▶ _Provided data_:
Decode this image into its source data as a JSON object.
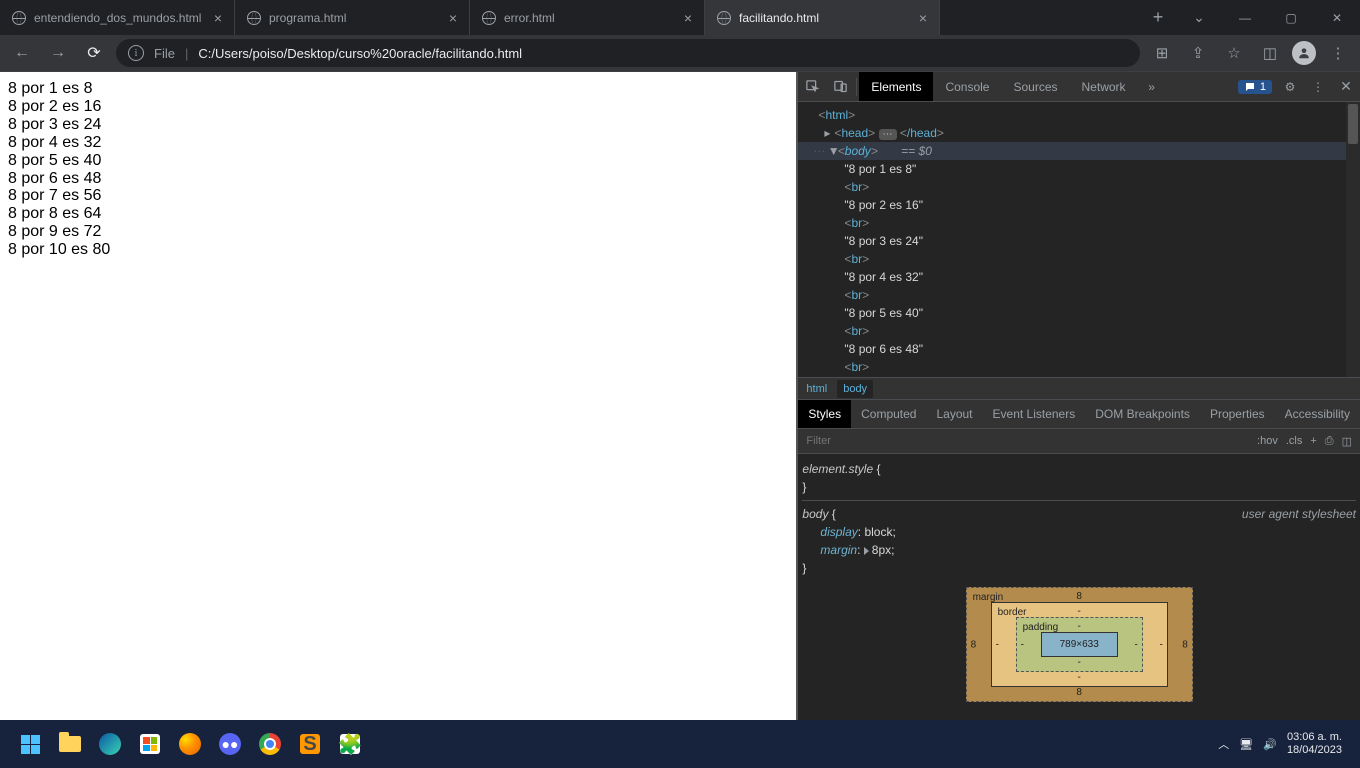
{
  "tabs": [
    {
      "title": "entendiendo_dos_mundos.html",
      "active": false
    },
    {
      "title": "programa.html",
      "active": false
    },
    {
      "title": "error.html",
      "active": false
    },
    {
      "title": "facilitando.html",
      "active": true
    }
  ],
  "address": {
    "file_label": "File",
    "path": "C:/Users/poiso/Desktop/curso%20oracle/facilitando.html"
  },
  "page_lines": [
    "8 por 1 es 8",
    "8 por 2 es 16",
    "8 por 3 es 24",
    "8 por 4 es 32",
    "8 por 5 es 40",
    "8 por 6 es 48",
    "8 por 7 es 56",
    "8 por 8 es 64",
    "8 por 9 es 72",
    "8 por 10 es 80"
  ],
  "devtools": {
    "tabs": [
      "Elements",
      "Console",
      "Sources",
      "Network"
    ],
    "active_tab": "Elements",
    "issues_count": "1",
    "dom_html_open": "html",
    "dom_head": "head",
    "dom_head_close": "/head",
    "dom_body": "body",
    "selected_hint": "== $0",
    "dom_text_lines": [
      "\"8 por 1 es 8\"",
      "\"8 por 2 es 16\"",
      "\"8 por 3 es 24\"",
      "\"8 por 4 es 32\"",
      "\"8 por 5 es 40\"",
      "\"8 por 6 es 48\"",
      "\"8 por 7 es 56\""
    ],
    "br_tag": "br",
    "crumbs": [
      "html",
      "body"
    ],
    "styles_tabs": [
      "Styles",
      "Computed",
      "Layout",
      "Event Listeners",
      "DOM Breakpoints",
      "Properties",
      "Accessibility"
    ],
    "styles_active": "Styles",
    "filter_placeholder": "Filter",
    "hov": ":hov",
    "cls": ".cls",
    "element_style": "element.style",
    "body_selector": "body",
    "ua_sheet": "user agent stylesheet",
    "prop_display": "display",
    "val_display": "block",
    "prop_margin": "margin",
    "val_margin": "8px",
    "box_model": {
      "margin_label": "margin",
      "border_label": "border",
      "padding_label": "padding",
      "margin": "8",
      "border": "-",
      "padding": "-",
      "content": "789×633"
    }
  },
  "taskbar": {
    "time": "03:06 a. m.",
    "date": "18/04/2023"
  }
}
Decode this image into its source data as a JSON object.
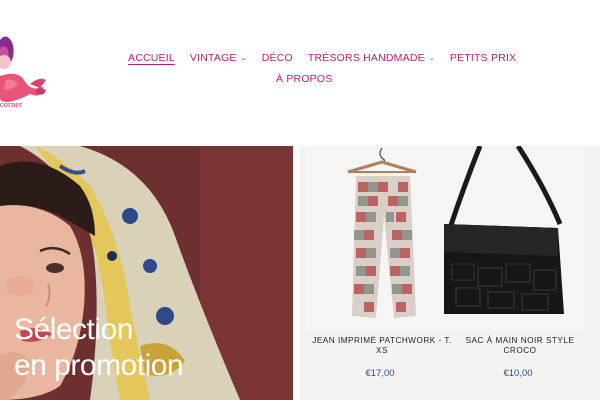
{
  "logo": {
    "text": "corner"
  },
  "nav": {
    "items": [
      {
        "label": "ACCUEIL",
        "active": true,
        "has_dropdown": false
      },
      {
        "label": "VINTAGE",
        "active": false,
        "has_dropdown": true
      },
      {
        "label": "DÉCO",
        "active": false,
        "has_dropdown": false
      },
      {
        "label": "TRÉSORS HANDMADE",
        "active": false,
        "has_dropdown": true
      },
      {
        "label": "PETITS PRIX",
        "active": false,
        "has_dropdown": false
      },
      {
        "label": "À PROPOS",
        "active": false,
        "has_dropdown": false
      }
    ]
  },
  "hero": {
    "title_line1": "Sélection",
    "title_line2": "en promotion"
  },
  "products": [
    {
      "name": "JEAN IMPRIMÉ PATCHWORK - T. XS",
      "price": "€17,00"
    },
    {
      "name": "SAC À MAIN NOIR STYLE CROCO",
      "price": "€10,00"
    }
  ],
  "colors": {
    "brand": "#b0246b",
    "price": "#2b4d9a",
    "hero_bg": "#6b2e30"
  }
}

▶ _Short exercise_: Leave the images out and output the remaining material exactly as it stands.

▶ _Answer to the exercise_:
Decode this image into its source data as a JSON object.
{
  "tabs": [
    {
      "title": "entendiendo_dos_mundos.html",
      "active": false
    },
    {
      "title": "programa.html",
      "active": false
    },
    {
      "title": "error.html",
      "active": false
    },
    {
      "title": "facilitando.html",
      "active": true
    }
  ],
  "address": {
    "file_label": "File",
    "path": "C:/Users/poiso/Desktop/curso%20oracle/facilitando.html"
  },
  "page_lines": [
    "8 por 1 es 8",
    "8 por 2 es 16",
    "8 por 3 es 24",
    "8 por 4 es 32",
    "8 por 5 es 40",
    "8 por 6 es 48",
    "8 por 7 es 56",
    "8 por 8 es 64",
    "8 por 9 es 72",
    "8 por 10 es 80"
  ],
  "devtools": {
    "tabs": [
      "Elements",
      "Console",
      "Sources",
      "Network"
    ],
    "active_tab": "Elements",
    "issues_count": "1",
    "dom_html_open": "html",
    "dom_head": "head",
    "dom_head_close": "/head",
    "dom_body": "body",
    "selected_hint": "== $0",
    "dom_text_lines": [
      "\"8 por 1 es 8\"",
      "\"8 por 2 es 16\"",
      "\"8 por 3 es 24\"",
      "\"8 por 4 es 32\"",
      "\"8 por 5 es 40\"",
      "\"8 por 6 es 48\"",
      "\"8 por 7 es 56\""
    ],
    "br_tag": "br",
    "crumbs": [
      "html",
      "body"
    ],
    "styles_tabs": [
      "Styles",
      "Computed",
      "Layout",
      "Event Listeners",
      "DOM Breakpoints",
      "Properties",
      "Accessibility"
    ],
    "styles_active": "Styles",
    "filter_placeholder": "Filter",
    "hov": ":hov",
    "cls": ".cls",
    "element_style": "element.style",
    "body_selector": "body",
    "ua_sheet": "user agent stylesheet",
    "prop_display": "display",
    "val_display": "block",
    "prop_margin": "margin",
    "val_margin": "8px",
    "box_model": {
      "margin_label": "margin",
      "border_label": "border",
      "padding_label": "padding",
      "margin": "8",
      "border": "-",
      "padding": "-",
      "content": "789×633"
    }
  },
  "taskbar": {
    "time": "03:06 a. m.",
    "date": "18/04/2023"
  }
}
Decode this image into its source data as a JSON object.
{
  "logo": {
    "text": "corner"
  },
  "nav": {
    "items": [
      {
        "label": "ACCUEIL",
        "active": true,
        "has_dropdown": false
      },
      {
        "label": "VINTAGE",
        "active": false,
        "has_dropdown": true
      },
      {
        "label": "DÉCO",
        "active": false,
        "has_dropdown": false
      },
      {
        "label": "TRÉSORS HANDMADE",
        "active": false,
        "has_dropdown": true
      },
      {
        "label": "PETITS PRIX",
        "active": false,
        "has_dropdown": false
      },
      {
        "label": "À PROPOS",
        "active": false,
        "has_dropdown": false
      }
    ]
  },
  "hero": {
    "title_line1": "Sélection",
    "title_line2": "en promotion"
  },
  "products": [
    {
      "name": "JEAN IMPRIMÉ PATCHWORK - T. XS",
      "price": "€17,00"
    },
    {
      "name": "SAC À MAIN NOIR STYLE CROCO",
      "price": "€10,00"
    }
  ],
  "colors": {
    "brand": "#b0246b",
    "price": "#2b4d9a",
    "hero_bg": "#6b2e30"
  }
}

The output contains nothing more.